It is with more excitement than trepidation (but a very healthy dosage of both) to announce that Scott and I will be moving in May. It has always been our dream to live in the River Market area of Kansas City, so we have finally decided to take the big plunge. Our nervousness (…okay, MY nervousness…) and what has held us back from making the move before, is the sacrifice of space. But it seems like it’s the right time to reduce and pare down. ‘Downsizing’ is such a popular term right now, but a much more difficult concept to execute. I’d like to take you along on the journey as we make this move – greatly reducing our living area, but at the same time exponentially expanding our ‘backyard’ quality of life.

Small living for a big life.


Many of you have heard me talk about my-best-friend-who-doesn’t-know-me-yet, Anne Lamott. The first book I read of hers, Traveling Mercies, was when I first fell in love with her old soul. She talked about her sobriety, her childhood, dating woes and how she eventually stumbled into a faith community. I read most of that book sitting under my favorite tree at Loose Park, going through a rather dark valley of my own. Some days I would go down to the City Market just to walk around and be lost in a crowd of ‘regular’ people.

(Data records)
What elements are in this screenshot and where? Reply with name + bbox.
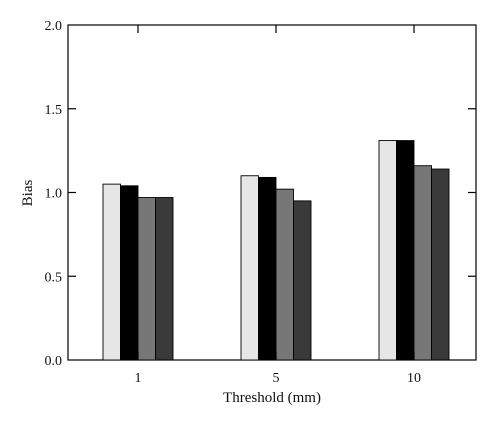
y-tick-label-4: 2.0 — [45, 19, 63, 34]
bar-series2-cat-10 — [396, 140, 415, 361]
y-tick-label-2: 1.0 — [45, 187, 63, 202]
x-tick-label-1: 5 — [273, 371, 280, 386]
bar-series3-cat-5 — [275, 188, 294, 361]
y-tick-label-3: 1.5 — [45, 103, 63, 118]
bar-series4-cat-5 — [293, 200, 312, 361]
x-tick-label-2: 10 — [407, 371, 421, 386]
bar-series2-cat-1 — [120, 185, 139, 361]
y-tick-label-0: 0.0 — [45, 354, 63, 369]
bar-series2-cat-5 — [258, 176, 277, 361]
x-axis-label: Threshold (mm) — [223, 390, 321, 406]
x-tick-label-0: 1 — [135, 371, 142, 386]
bar-series1-cat-5 — [240, 175, 259, 361]
bar-series1-cat-10 — [378, 140, 397, 361]
bar-series3-cat-1 — [137, 197, 156, 361]
bar-series4-cat-10 — [431, 168, 450, 361]
y-axis-label: Bias — [20, 180, 36, 207]
ticks-layer: 0.0 0.5 1.0 1.5 2.0 1 5 10 — [45, 19, 476, 386]
bar-series4-cat-1 — [155, 197, 174, 361]
bars-layer — [102, 140, 450, 361]
bar-series3-cat-10 — [413, 165, 432, 361]
y-tick-label-1: 0.5 — [45, 270, 63, 285]
bar-series1-cat-1 — [102, 183, 121, 361]
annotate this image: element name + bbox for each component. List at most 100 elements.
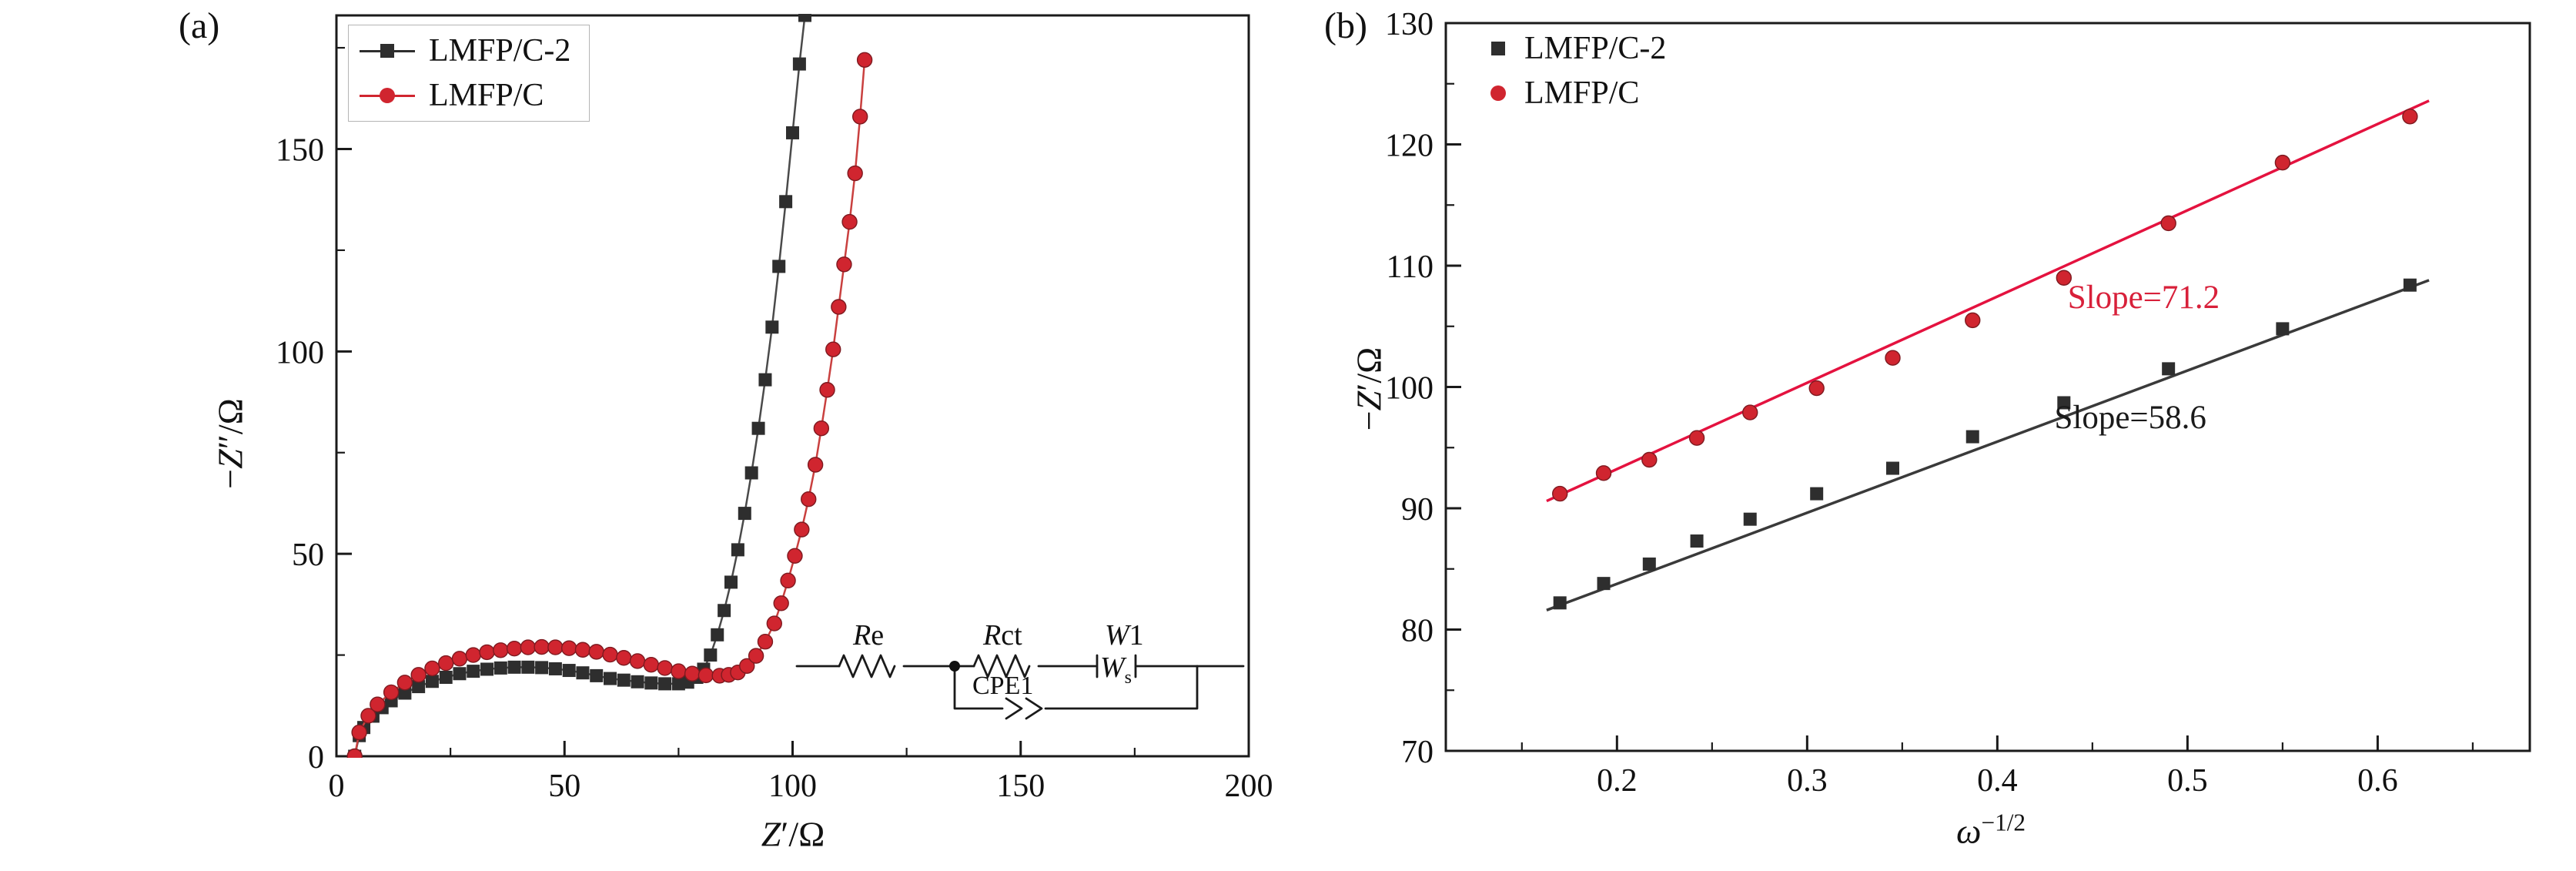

REQUIREMENT A ▸ From the blog post about moving, write out the passage starting at "It is with more" and ending at "a big life.".
REQUIREMENT B ▸ According to the blog post about moving, where was most of Traveling Mercies read?

CORRECT OUTPUT A ▸
It is with more excitement than trepidation (but a very healthy dosage of both) to announce that Scott and I will be moving in May. It has always been our dream to live in the River Market area of Kansas City, so we have finally decided to take the big plunge. Our nervousness (…okay, MY nervousness…) and what has held us back from making the move before, is the sacrifice of space. But it seems like it’s the right time to reduce and pare down. ‘Downsizing’ is such a popular term right now, but a much more difficult concept to execute. I’d like to take you along on the journey as we make this move – greatly reducing our living area, but at the same time exponentially expanding our ‘backyard’ quality of life.

Small living for a big life.

CORRECT OUTPUT B ▸ Under a favorite tree at Loose Park.